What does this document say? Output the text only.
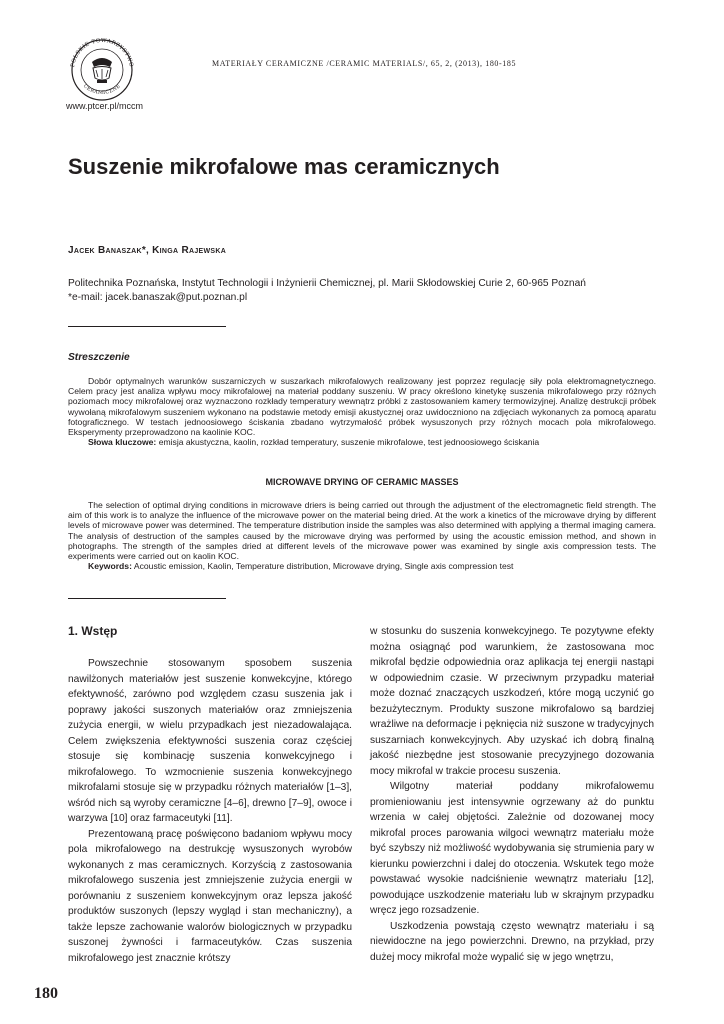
POLSKIE TOWARZYSTWO
CERAMICZNE
www.ptcer.pl/mccm
MATERIAŁY CERAMICZNE /CERAMIC MATERIALS/, 65, 2, (2013), 180-185
Suszenie mikrofalowe mas ceramicznych
Jacek Banaszak*, Kinga Rajewska
Politechnika Poznańska, Instytut Technologii i Inżynierii Chemicznej, pl. Marii Skłodowskiej Curie 2, 60-965 Poznań
*e-mail: jacek.banaszak@put.poznan.pl
Streszczenie

Dobór optymalnych warunków suszarniczych w suszarkach mikrofalowych realizowany jest poprzez regulację siły pola elektromagnetycznego. Celem pracy jest analiza wpływu mocy mikrofalowej na materiał poddany suszeniu. W pracy określono kinetykę suszenia mikrofalowego przy różnych poziomach mocy mikrofalowej oraz wyznaczono rozkłady temperatury wewnątrz próbki z zastosowaniem kamery termowizyjnej. Analizę destrukcji próbek wywołaną mikrofalowym suszeniem wykonano na podstawie metody emisji akustycznej oraz uwidoczniono na zdjęciach wykonanych za pomocą aparatu fotograficznego. W testach jednoosiowego ściskania zbadano wytrzymałość próbek wysuszonych przy różnych mocach pola mikrofalowego. Eksperymenty przeprowadzono na kaolinie KOC.

Słowa kluczowe: emisja akustyczna, kaolin, rozkład temperatury, suszenie mikrofalowe, test jednoosiowego ściskania

MICROWAVE DRYING OF CERAMIC MASSES

The selection of optimal drying conditions in microwave driers is being carried out through the adjustment of the electromagnetic field strength. The aim of this work is to analyze the influence of the microwave power on the material being dried. At the work a kinetics of the microwave drying by different levels of microwave power was determined. The temperature distribution inside the samples was also determined with applying a thermal imaging camera. The analysis of destruction of the samples caused by the microwave drying was performed by using the acoustic emission method, and shown in photographs. The strength of the samples dried at different levels of the microwave power was examined by single axis compression tests. The experiments were carried out on kaolin KOC.

Keywords: Acoustic emission, Kaolin, Temperature distribution, Microwave drying, Single axis compression test

1. Wstęp

Powszechnie stosowanym sposobem suszenia nawilżonych materiałów jest suszenie konwekcyjne, którego efektywność, zarówno pod względem czasu suszenia jak i poprawy jakości suszonych materiałów oraz zmniejszenia zużycia energii, w wielu przypadkach jest niezadowalająca. Celem zwiększenia efektywności suszenia coraz częściej stosuje się kombinację suszenia konwekcyjnego i mikrofalowego. To wzmocnienie suszenia konwekcyjnego mikrofalami stosuje się w przypadku różnych materiałów [1–3], wśród nich są wyroby ceramiczne [4–6], drewno [7–9], owoce i warzywa [10] oraz farmaceutyki [11].

Prezentowaną pracę poświęcono badaniom wpływu mocy pola mikrofalowego na destrukcję wysuszonych wyrobów wykonanych z mas ceramicznych. Korzyścią z zastosowania mikrofalowego suszenia jest zmniejszenie zużycia energii w porównaniu z suszeniem konwekcyjnym oraz lepsza jakość produktów suszonych (lepszy wygląd i stan mechaniczny), a także lepsze zachowanie walorów biologicznych w przypadku suszonej żywności i farmaceutyków. Czas suszenia mikrofalowego jest znacznie krótszy

w stosunku do suszenia konwekcyjnego. Te pozytywne efekty można osiągnąć pod warunkiem, że zastosowana moc mikrofal będzie odpowiednia oraz aplikacja tej energii nastąpi w odpowiednim czasie. W przeciwnym przypadku materiał może doznać znaczących uszkodzeń, które mogą uczynić go bezużytecznym. Produkty suszone mikrofalowo są bardziej wrażliwe na deformacje i pęknięcia niż suszone w tradycyjnych suszarniach konwekcyjnych. Aby uzyskać ich dobrą finalną jakość niezbędne jest stosowanie precyzyjnego dozowania mocy mikrofal w trakcie procesu suszenia.

Wilgotny materiał poddany mikrofalowemu promieniowaniu jest intensywnie ogrzewany aż do punktu wrzenia w całej objętości. Zależnie od dozowanej mocy mikrofal proces parowania wilgoci wewnątrz materiału może być szybszy niż możliwość wydobywania się strumienia pary w kierunku powierzchni i dalej do otoczenia. Wskutek tego może powstawać wysokie nadciśnienie wewnątrz materiału [12], powodujące uszkodzenie materiału lub w skrajnym przypadku wręcz jego rozsadzenie.

Uszkodzenia powstają często wewnątrz materiału i są niewidoczne na jego powierzchni. Drewno, na przykład, przy dużej mocy mikrofal może wypalić się w jego wnętrzu,

180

• • • •

• _Aim of the exercise_
Reproduce each line from the records that contains the word "compression".

• _Reply to the exercise_
The selection of optimal drying conditions in microwave driers is being carried out through the adjustment of the electromagnetic field strength. The aim of this work is to analyze the influence of the microwave power on the material being dried. At the work a kinetics of the microwave drying by different levels of microwave power was determined. The temperature distribution inside the samples was also determined with applying a thermal imaging camera. The analysis of destruction of the samples caused by the microwave drying was performed by using the acoustic emission method, and shown in photographs. The strength of the samples dried at different levels of the microwave power was examined by single axis compression tests. The experiments were carried out on kaolin KOC.
Keywords: Acoustic emission, Kaolin, Temperature distribution, Microwave drying, Single axis compression test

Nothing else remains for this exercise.